- [WHAT YOU WILL DO]:
Copy the data below exactly.

══════════════════════════════

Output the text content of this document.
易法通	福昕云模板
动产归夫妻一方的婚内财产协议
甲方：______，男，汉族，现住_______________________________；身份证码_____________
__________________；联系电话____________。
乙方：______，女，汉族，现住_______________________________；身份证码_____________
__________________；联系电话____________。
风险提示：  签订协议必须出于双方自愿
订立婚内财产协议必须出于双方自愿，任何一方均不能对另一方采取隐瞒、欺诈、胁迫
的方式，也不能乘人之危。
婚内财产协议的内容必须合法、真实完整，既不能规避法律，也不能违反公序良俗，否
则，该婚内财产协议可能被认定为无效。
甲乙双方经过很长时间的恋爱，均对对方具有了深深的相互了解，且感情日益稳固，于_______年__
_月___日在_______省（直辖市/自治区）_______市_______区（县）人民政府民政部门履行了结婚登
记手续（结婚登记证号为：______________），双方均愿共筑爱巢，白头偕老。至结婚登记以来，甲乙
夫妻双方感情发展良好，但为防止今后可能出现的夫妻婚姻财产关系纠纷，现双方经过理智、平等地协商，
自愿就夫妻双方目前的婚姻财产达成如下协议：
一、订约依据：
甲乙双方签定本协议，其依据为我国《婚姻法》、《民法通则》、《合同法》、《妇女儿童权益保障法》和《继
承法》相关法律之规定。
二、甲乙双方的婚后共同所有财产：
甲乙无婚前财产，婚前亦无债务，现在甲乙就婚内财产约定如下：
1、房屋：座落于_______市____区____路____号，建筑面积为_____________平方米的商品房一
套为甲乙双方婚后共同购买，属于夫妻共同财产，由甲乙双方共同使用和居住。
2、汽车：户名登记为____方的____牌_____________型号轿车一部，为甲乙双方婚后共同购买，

══════════════════════════════

- [SOLUTION FOR THIS PROBLEM]:
Output the text content of this document.
易法通	福昕云模板
动产归夫妻一方的婚内财产协议
甲方：______，男，汉族，现住_______________________________；身份证码_____________
__________________；联系电话____________。
乙方：______，女，汉族，现住_______________________________；身份证码_____________
__________________；联系电话____________。
风险提示：  签订协议必须出于双方自愿
订立婚内财产协议必须出于双方自愿，任何一方均不能对另一方采取隐瞒、欺诈、胁迫
的方式，也不能乘人之危。
婚内财产协议的内容必须合法、真实完整，既不能规避法律，也不能违反公序良俗，否
则，该婚内财产协议可能被认定为无效。
甲乙双方经过很长时间的恋爱，均对对方具有了深深的相互了解，且感情日益稳固，于_______年__
_月___日在_______省（直辖市/自治区）_______市_______区（县）人民政府民政部门履行了结婚登
记手续（结婚登记证号为：______________），双方均愿共筑爱巢，白头偕老。至结婚登记以来，甲乙
夫妻双方感情发展良好，但为防止今后可能出现的夫妻婚姻财产关系纠纷，现双方经过理智、平等地协商，
自愿就夫妻双方目前的婚姻财产达成如下协议：
一、订约依据：
甲乙双方签定本协议，其依据为我国《婚姻法》、《民法通则》、《合同法》、《妇女儿童权益保障法》和《继
承法》相关法律之规定。
二、甲乙双方的婚后共同所有财产：
甲乙无婚前财产，婚前亦无债务，现在甲乙就婚内财产约定如下：
1、房屋：座落于_______市____区____路____号，建筑面积为_____________平方米的商品房一
套为甲乙双方婚后共同购买，属于夫妻共同财产，由甲乙双方共同使用和居住。
2、汽车：户名登记为____方的____牌_____________型号轿车一部，为甲乙双方婚后共同购买，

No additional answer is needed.